+++ PROVIDED DATA +++
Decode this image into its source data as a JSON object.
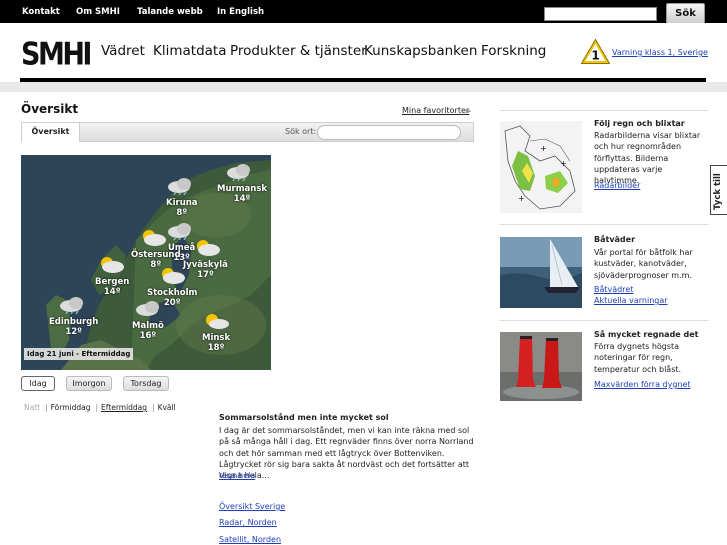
{
  "topbar": {
    "links": [
      "Kontakt",
      "Om SMHI",
      "Talande webb",
      "In English"
    ],
    "search_button": "Sök"
  },
  "header": {
    "logo": "SMHI",
    "nav": [
      "Vädret",
      "Klimatdata",
      "Produkter & tjänster",
      "Kunskapsbanken",
      "Forskning"
    ],
    "warning_level": "1",
    "warning_link": "Varning klass 1, Sverige"
  },
  "overview": {
    "title": "Översikt",
    "favorites_link": "Mina favoritorter",
    "tab_label": "Översikt",
    "search_label": "Sök ort:"
  },
  "map": {
    "cities": [
      {
        "name": "Murmansk",
        "temp": "14º"
      },
      {
        "name": "Kiruna",
        "temp": "8º"
      },
      {
        "name": "Umeå",
        "temp": "13º"
      },
      {
        "name": "Östersund",
        "temp": "8º"
      },
      {
        "name": "Jyväskylä",
        "temp": "17º"
      },
      {
        "name": "Bergen",
        "temp": "14º"
      },
      {
        "name": "Stockholm",
        "temp": "20º"
      },
      {
        "name": "Edinburgh",
        "temp": "12º"
      },
      {
        "name": "Malmö",
        "temp": "16º"
      },
      {
        "name": "Minsk",
        "temp": "18º"
      }
    ],
    "date_label": "Idag 21 juni - Eftermiddag"
  },
  "day_buttons": [
    "Idag",
    "Imorgon",
    "Torsdag"
  ],
  "timeline": {
    "natt": "Natt",
    "formiddag": "Förmiddag",
    "eftermiddag": "Eftermiddag",
    "kvall": "Kväll",
    "sep": "|"
  },
  "news": {
    "title": "Sommarsolstånd men inte mycket sol",
    "body": "I dag är det sommarsolståndet, men vi kan inte räkna med sol på så många håll i dag. Ett regnväder finns över norra Norrland och det hör samman med ett lågtryck över Bottenviken. Lågtrycket rör sig bara sakta åt nordväst och det fortsätter att regna hela...",
    "read_more": "Visa hela",
    "links": [
      "Översikt Sverige",
      "Radar, Norden",
      "Satellit, Norden"
    ]
  },
  "cards": [
    {
      "title": "Följ regn och blixtar",
      "text": "Radarbilderna visar blixtar och hur regnområden förflyttas. Bilderna uppdateras varje halvtimme.",
      "links": [
        "Radarbilder"
      ]
    },
    {
      "title": "Båtväder",
      "text": "Vår portal för båtfolk har kustväder, kanotväder, sjöväderprognoser m.m.",
      "links": [
        "Båtvädret",
        "Aktuella varningar"
      ]
    },
    {
      "title": "Så mycket regnade det",
      "text": "Förra dygnets högsta noteringar för regn, temperatur och blåst.",
      "links": [
        "Maxvärden förra dygnet"
      ]
    }
  ],
  "feedback_tab": "Tyck till",
  "colors": {
    "link": "#1c3fb8",
    "warning_yellow": "#f2c500",
    "topbar": "#000000"
  }
}
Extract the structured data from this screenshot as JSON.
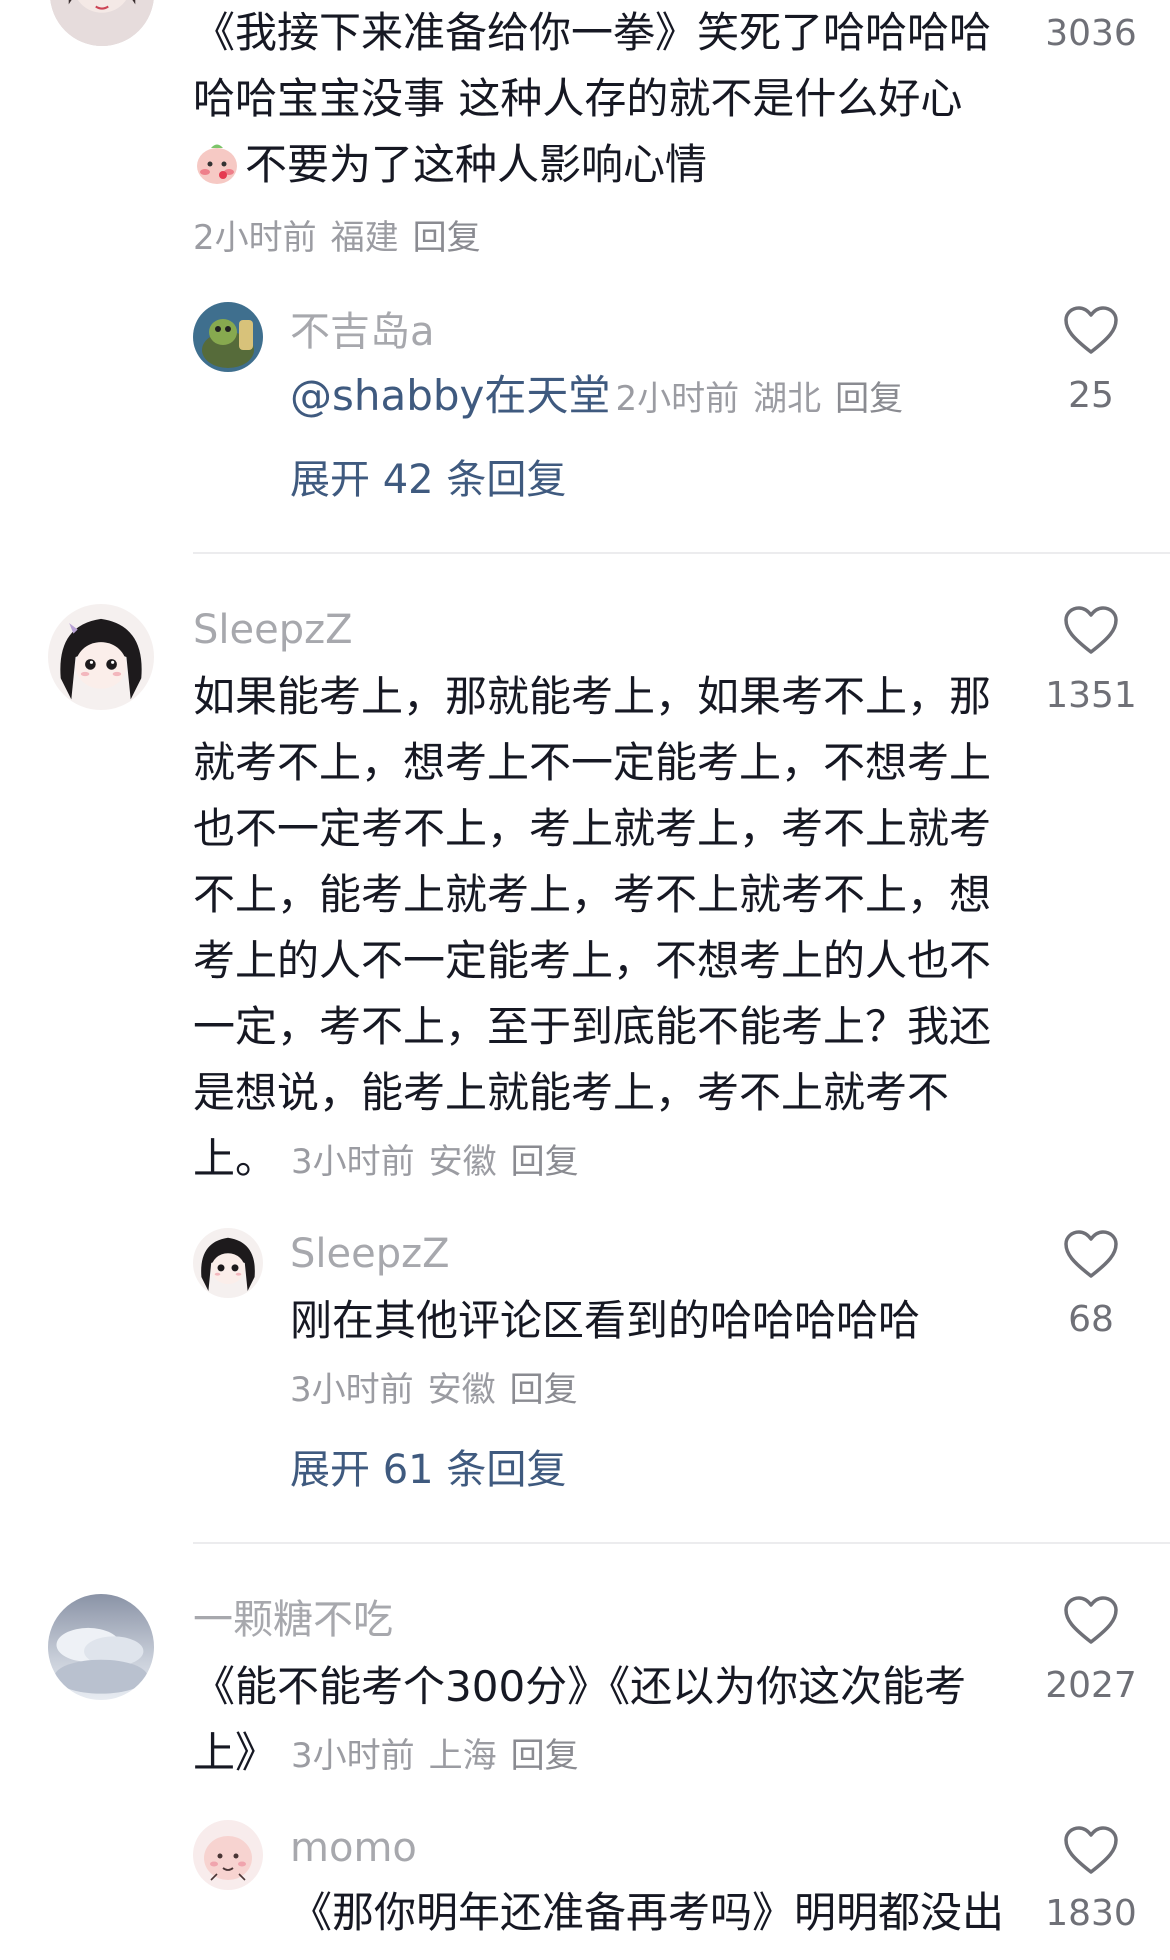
{
  "comments": [
    {
      "id": "c1",
      "text_lines": [
        "《我接下来准备给你一拳》笑死了哈哈哈哈",
        "哈哈宝宝没事 这种人存的就不是什么好心",
        "不要为了这种人影响心情"
      ],
      "emoji": "blushing-face-emoji",
      "time": "2小时前",
      "location": "福建",
      "reply_label": "回复",
      "likes": "3036",
      "replies": [
        {
          "username": "不吉岛a",
          "mention": "@shabby在天堂",
          "time": "2小时前",
          "location": "湖北",
          "reply_label": "回复",
          "likes": "25"
        }
      ],
      "expand_label": "展开 42 条回复"
    },
    {
      "id": "c2",
      "username": "SleepzZ",
      "text_lines": [
        "如果能考上，那就能考上，如果考不上，那",
        "就考不上，想考上不一定能考上，不想考上",
        "也不一定考不上，考上就考上，考不上就考",
        "不上，能考上就考上，考不上就考不上，想",
        "考上的人不一定能考上，不想考上的人也不",
        "一定，考不上，至于到底能不能考上？我还",
        "是想说，能考上就能考上，考不上就考不",
        "上。"
      ],
      "time": "3小时前",
      "location": "安徽",
      "reply_label": "回复",
      "likes": "1351",
      "replies": [
        {
          "username": "SleepzZ",
          "text": "刚在其他评论区看到的哈哈哈哈哈",
          "time": "3小时前",
          "location": "安徽",
          "reply_label": "回复",
          "likes": "68"
        }
      ],
      "expand_label": "展开 61 条回复"
    },
    {
      "id": "c3",
      "username": "一颗糖不吃",
      "text_lines": [
        "《能不能考个300分》《还以为你这次能考",
        "上》"
      ],
      "time": "3小时前",
      "location": "上海",
      "reply_label": "回复",
      "likes": "2027",
      "replies": [
        {
          "username": "momo",
          "text": "《那你明年还准备再考吗》明明都没出",
          "likes": "1830"
        }
      ]
    }
  ],
  "colors": {
    "text": "#161823",
    "meta": "#9b9ca2",
    "link": "#3f5a7f",
    "username": "#a7a8ad"
  }
}
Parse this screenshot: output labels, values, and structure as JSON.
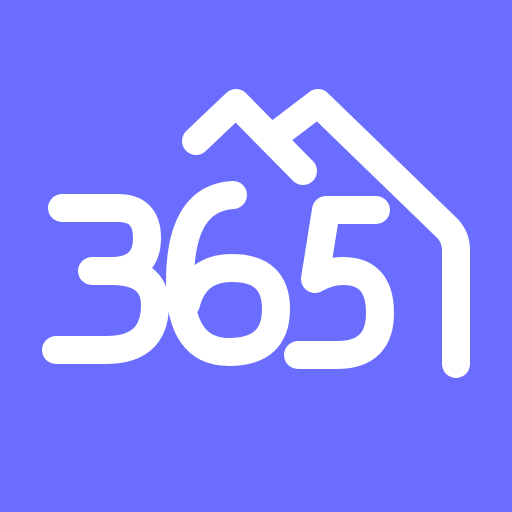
{
  "logo": {
    "text": "365",
    "icon": "house-roof-mountains-icon"
  },
  "colors": {
    "background": "#6b6dff",
    "foreground": "#ffffff"
  }
}
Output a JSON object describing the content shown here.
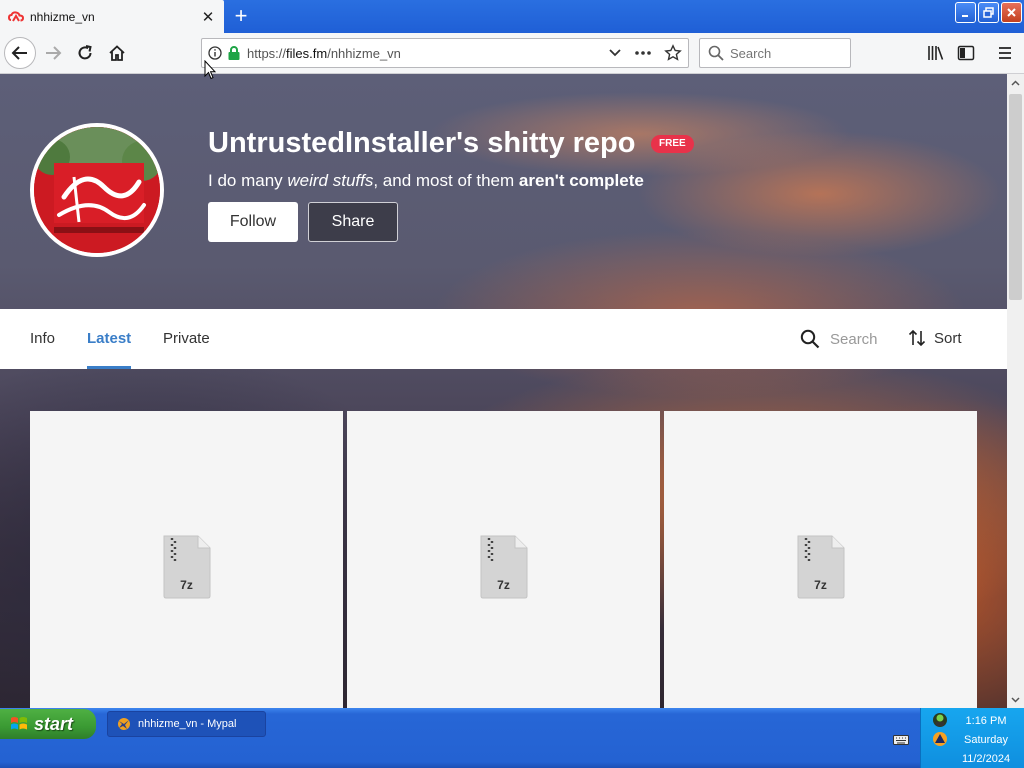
{
  "browser": {
    "tab_title": "nhhizme_vn",
    "url_scheme": "https://",
    "url_host": "files.fm",
    "url_path": "/nhhizme_vn",
    "search_placeholder": "Search"
  },
  "profile": {
    "title": "UntrustedInstaller's shitty repo",
    "badge": "FREE",
    "desc_1": "I do many ",
    "desc_2": "weird stuffs",
    "desc_3": ", and most of them ",
    "desc_4": "aren't complete",
    "follow_label": "Follow",
    "share_label": "Share"
  },
  "tabs": {
    "info": "Info",
    "latest": "Latest",
    "private": "Private",
    "search": "Search",
    "sort": "Sort"
  },
  "files": [
    {
      "ext": "7z"
    },
    {
      "ext": "7z"
    },
    {
      "ext": "7z"
    }
  ],
  "taskbar": {
    "start_label": "start",
    "task_title": "nhhizme_vn - Mypal",
    "time": "1:16 PM",
    "day": "Saturday",
    "date": "11/2/2024"
  },
  "colors": {
    "accent_blue": "#3a7ec8",
    "badge_red": "#e8324a",
    "xp_blue": "#2462d2",
    "xp_green": "#3a9a33"
  }
}
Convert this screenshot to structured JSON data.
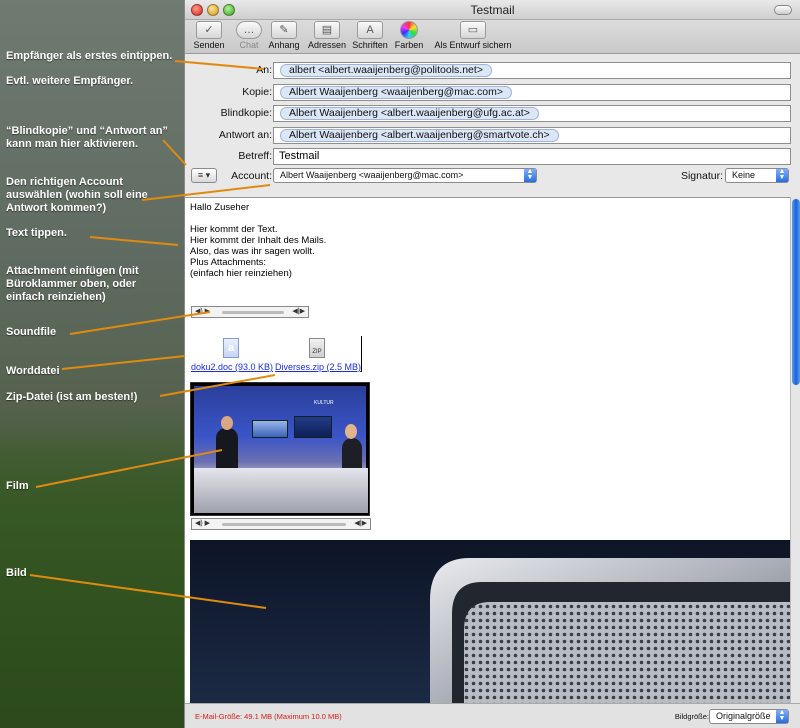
{
  "annotations": [
    {
      "text": "Empfänger als erstes eintippen."
    },
    {
      "text": "Evtl. weitere Empfänger."
    },
    {
      "text": "“Blindkopie” und “Antwort an” kann man hier aktivieren."
    },
    {
      "text": "Den richtigen Account auswählen (wohin soll eine Antwort kommen?)"
    },
    {
      "text": "Text tippen."
    },
    {
      "text": "Attachment einfügen (mit Büroklammer oben, oder einfach reinziehen)"
    },
    {
      "text": "Soundfile"
    },
    {
      "text": "Worddatei"
    },
    {
      "text": "Zip-Datei (ist am besten!)"
    },
    {
      "text": "Film"
    },
    {
      "text": "Bild"
    }
  ],
  "window": {
    "title": "Testmail"
  },
  "toolbar": {
    "senden": "Senden",
    "chat": "Chat",
    "anhang": "Anhang",
    "adressen": "Adressen",
    "schriften": "Schriften",
    "farben": "Farben",
    "entwurf": "Als Entwurf sichern"
  },
  "headers": {
    "an_label": "An:",
    "an_value": "albert <albert.waaijenberg@politools.net>",
    "kopie_label": "Kopie:",
    "kopie_value": "Albert Waaijenberg <waaijenberg@mac.com>",
    "blind_label": "Blindkopie:",
    "blind_value": "Albert Waaijenberg <albert.waaijenberg@ufg.ac.at>",
    "antwort_label": "Antwort an:",
    "antwort_value": "Albert Waaijenberg <albert.waaijenberg@smartvote.ch>",
    "betreff_label": "Betreff:",
    "betreff_value": "Testmail",
    "account_label": "Account:",
    "account_value": "Albert Waaijenberg <waaijenberg@mac.com>",
    "signatur_label": "Signatur:",
    "signatur_value": "Keine"
  },
  "body": {
    "lines": [
      "Hallo Zuseher",
      "",
      "Hier kommt der Text.",
      "Hier kommt der Inhalt des Mails.",
      "Also, das was ihr sagen wollt.",
      "Plus Attachments:",
      "(einfach hier reinziehen)"
    ],
    "attachment_doc": "doku2.doc (93.0 KB)",
    "attachment_zip": "Diverses.zip (2.5 MB)",
    "zip_icon_label": "ZIP",
    "film_overlay": "KULTUR"
  },
  "status": {
    "size": "E-Mail-Größe: 49.1 MB (Maximum 10.0 MB)",
    "bildgroesse_label": "Bildgröße:",
    "bildgroesse_value": "Originalgröße"
  },
  "colors": {
    "annotation_arrow": "#e08a10",
    "size_warning": "#d0201a",
    "link": "#1a2fd0"
  }
}
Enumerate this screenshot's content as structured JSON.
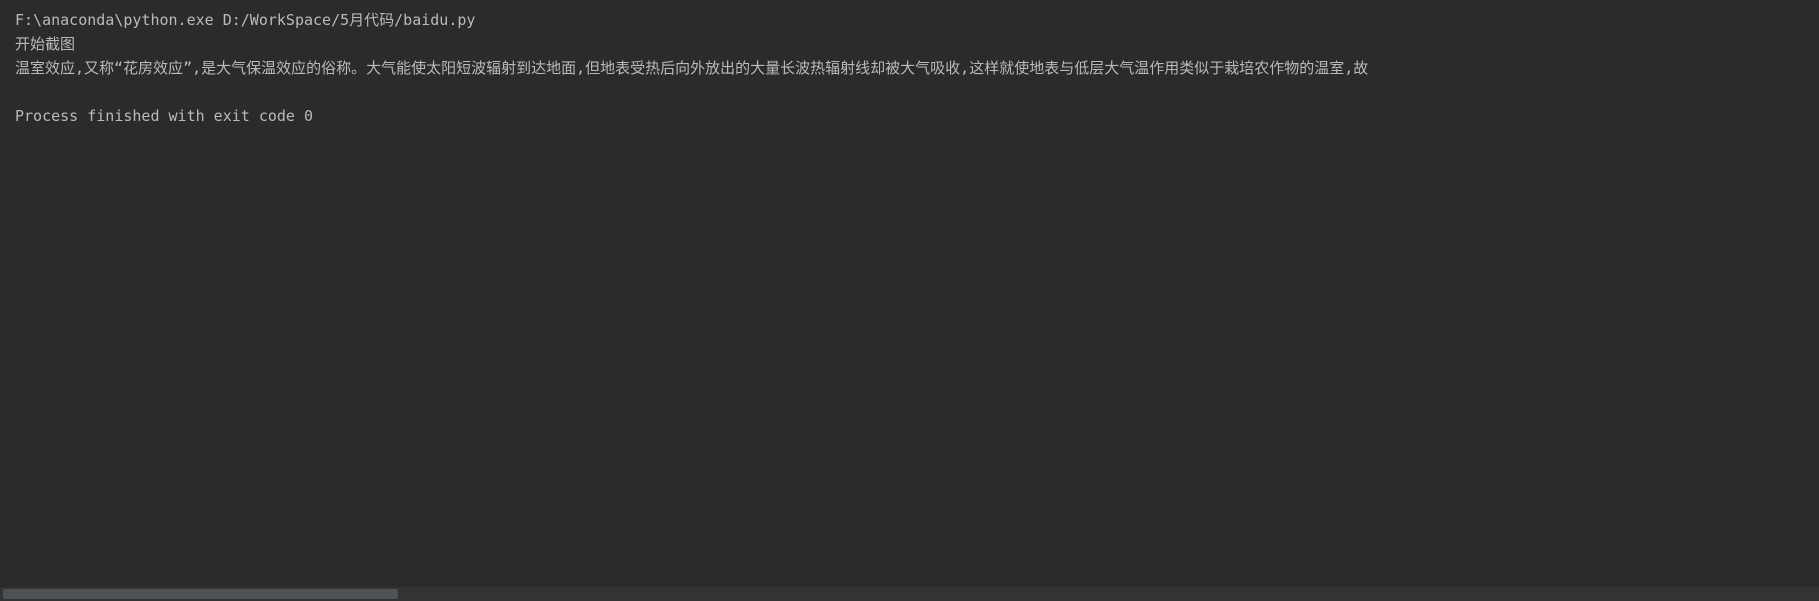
{
  "console": {
    "lines": [
      "F:\\anaconda\\python.exe D:/WorkSpace/5月代码/baidu.py",
      "开始截图",
      "温室效应,又称“花房效应”,是大气保温效应的俗称。大气能使太阳短波辐射到达地面,但地表受热后向外放出的大量长波热辐射线却被大气吸收,这样就使地表与低层大气温作用类似于栽培农作物的温室,故"
    ],
    "process_exit": "Process finished with exit code 0"
  }
}
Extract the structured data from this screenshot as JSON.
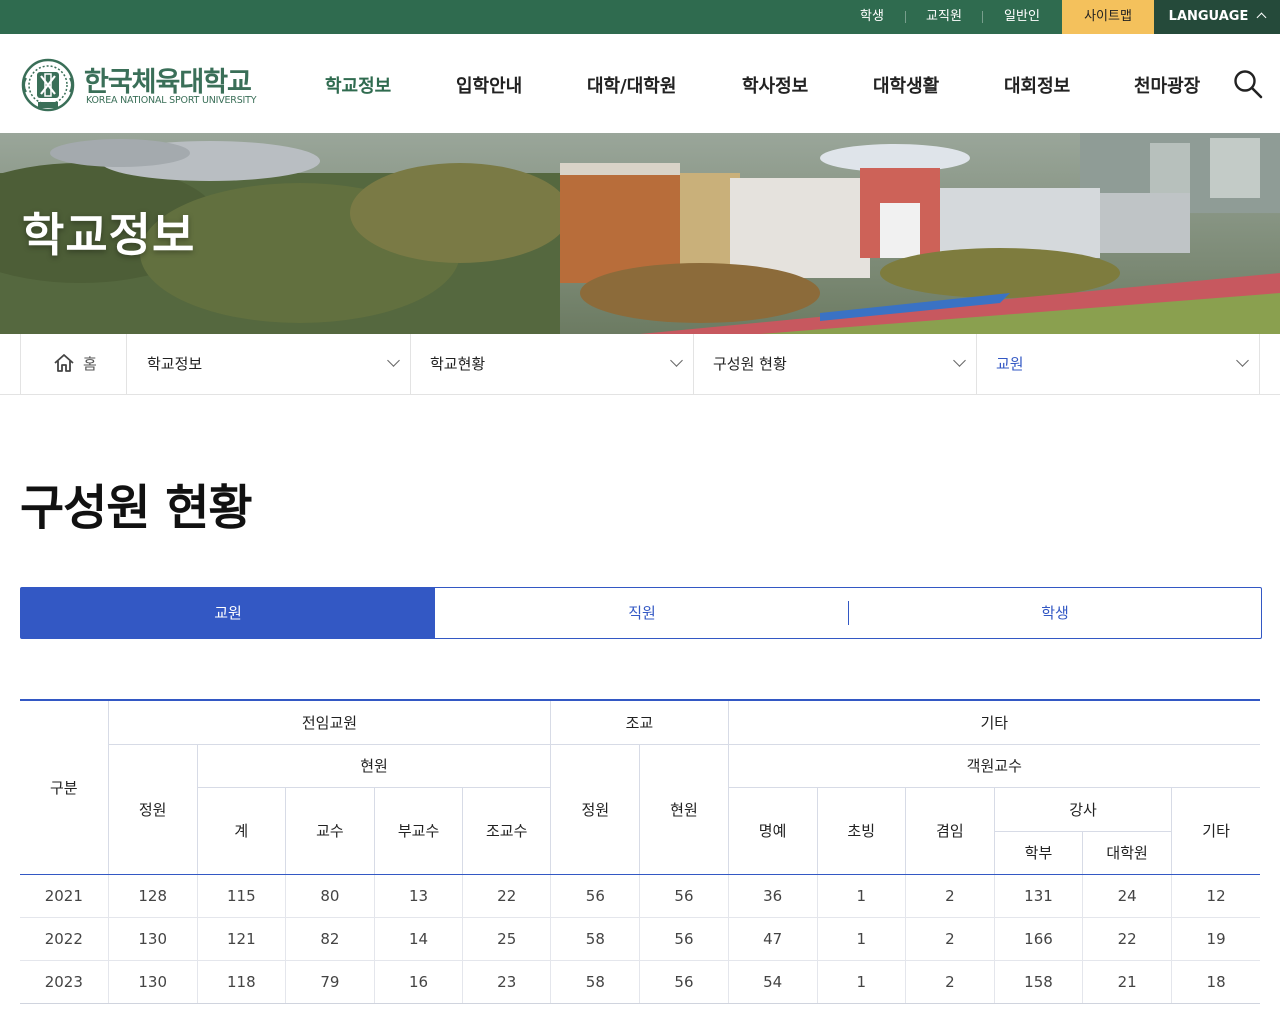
+++
### WHAT NEEDS TO BE DONE
Which lines in the listing above hold the word "Sverige"? Show each of them.

### ANSWER FOR THE TASK
    "warning_link": "Varning klass 1, Sverige"
      "Översikt Sverige",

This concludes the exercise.